Stored data
* begin *

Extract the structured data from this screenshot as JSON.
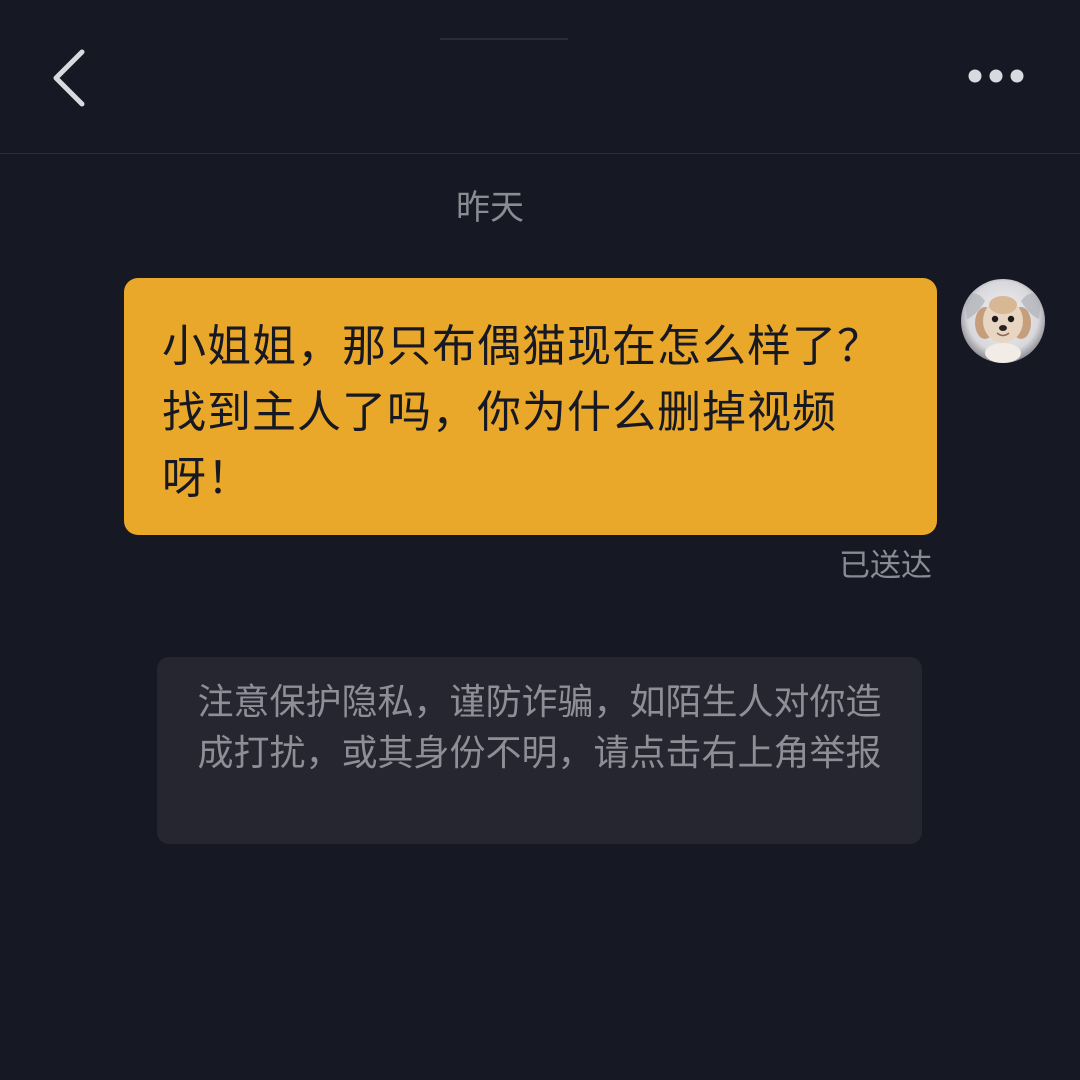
{
  "header": {
    "back_icon": "chevron-left-icon",
    "more_icon": "more-horizontal-icon"
  },
  "chat": {
    "date_separator": "昨天",
    "outgoing_message": {
      "text": "小姐姐，那只布偶猫现在怎么样了？找到主人了吗，你为什么删掉视频呀！",
      "status": "已送达",
      "bubble_color": "#eaa82a"
    },
    "avatar_icon": "dog-avatar"
  },
  "system_notice": {
    "text": "注意保护隐私，谨防诈骗，如陌生人对你造成打扰，或其身份不明，请点击右上角举报"
  },
  "colors": {
    "background": "#161823",
    "accent": "#eaa82a",
    "notice_background": "#252630",
    "muted_text": "#8a8b93"
  }
}
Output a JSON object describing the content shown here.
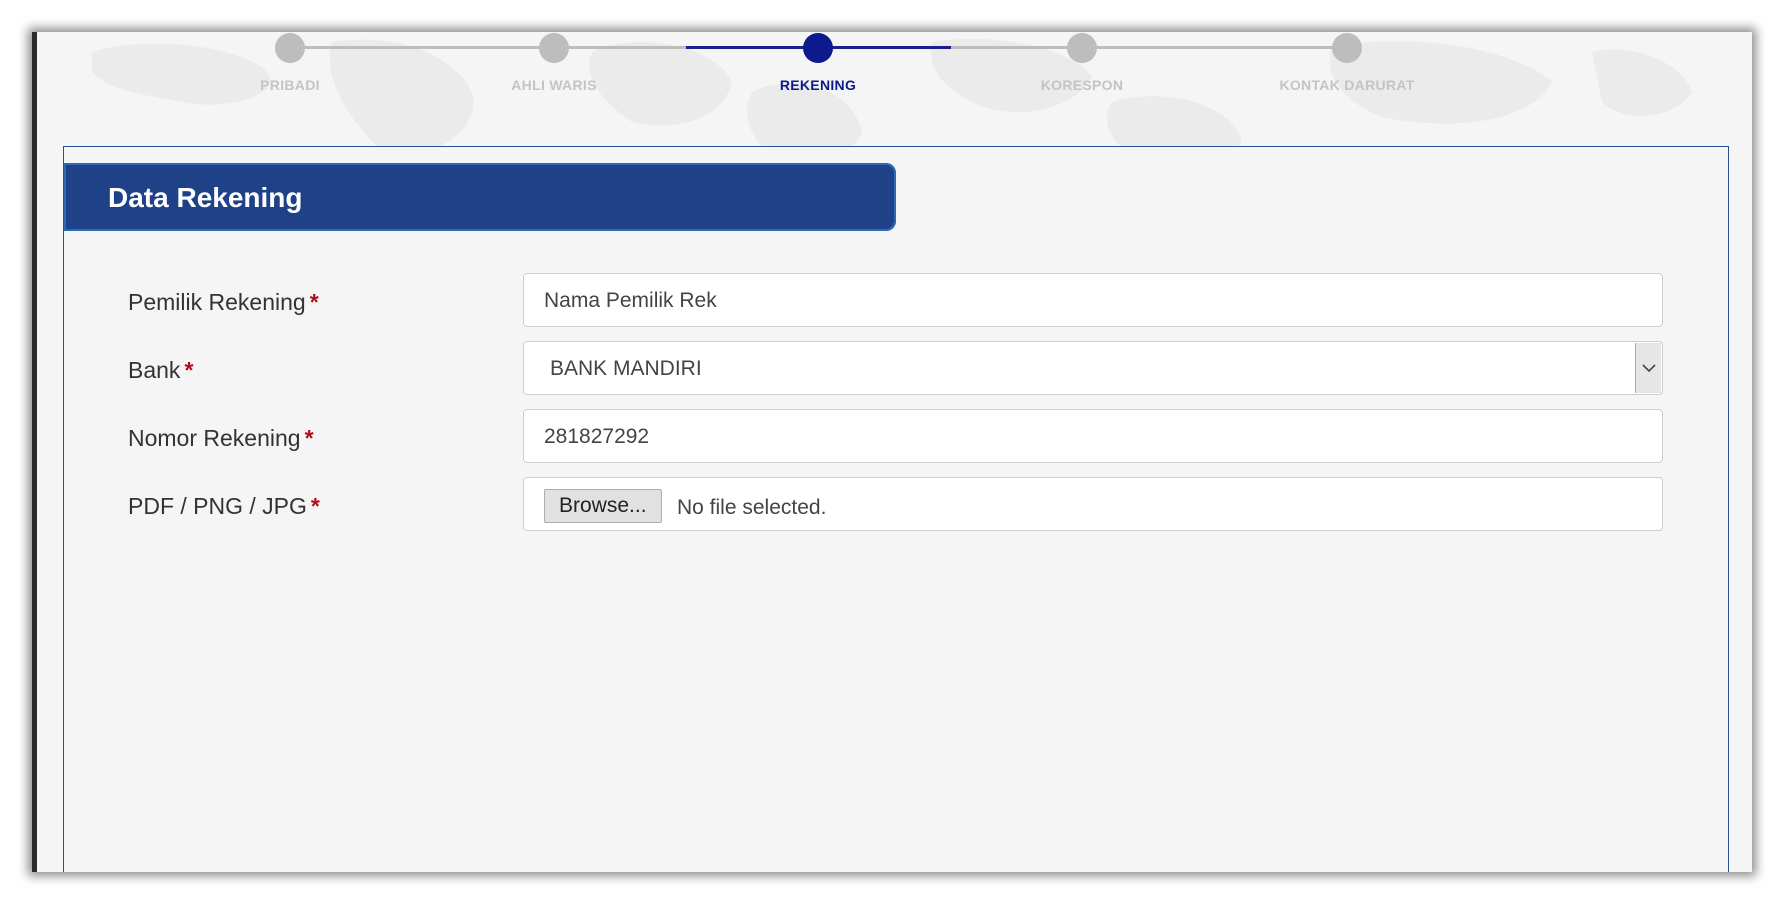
{
  "stepper": {
    "steps": [
      {
        "label": "PRIBADI",
        "active": false
      },
      {
        "label": "AHLI WARIS",
        "active": false
      },
      {
        "label": "REKENING",
        "active": true
      },
      {
        "label": "KORESPON",
        "active": false
      },
      {
        "label": "KONTAK DARURAT",
        "active": false
      }
    ]
  },
  "panel": {
    "title": "Data Rekening"
  },
  "form": {
    "required_mark": "*",
    "owner": {
      "label": "Pemilik Rekening",
      "value": "Nama Pemilik Rek"
    },
    "bank": {
      "label": "Bank",
      "value": "BANK MANDIRI"
    },
    "account_number": {
      "label": "Nomor Rekening",
      "value": "281827292"
    },
    "file": {
      "label": "PDF / PNG / JPG",
      "button": "Browse...",
      "status": "No file selected."
    }
  },
  "colors": {
    "header_blue": "#1f4188",
    "active_step": "#0d1a8e",
    "inactive_step": "#bdbdbd",
    "required": "#b10d1c"
  },
  "icons": {
    "select_arrow": "chevron-down-icon"
  }
}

* end *

### Direction
Extract every line of the records above that contains the word "chevron".

### Written answer
    "back_icon": "chevron-left-icon",
    "select_arrow": "chevron-down-icon"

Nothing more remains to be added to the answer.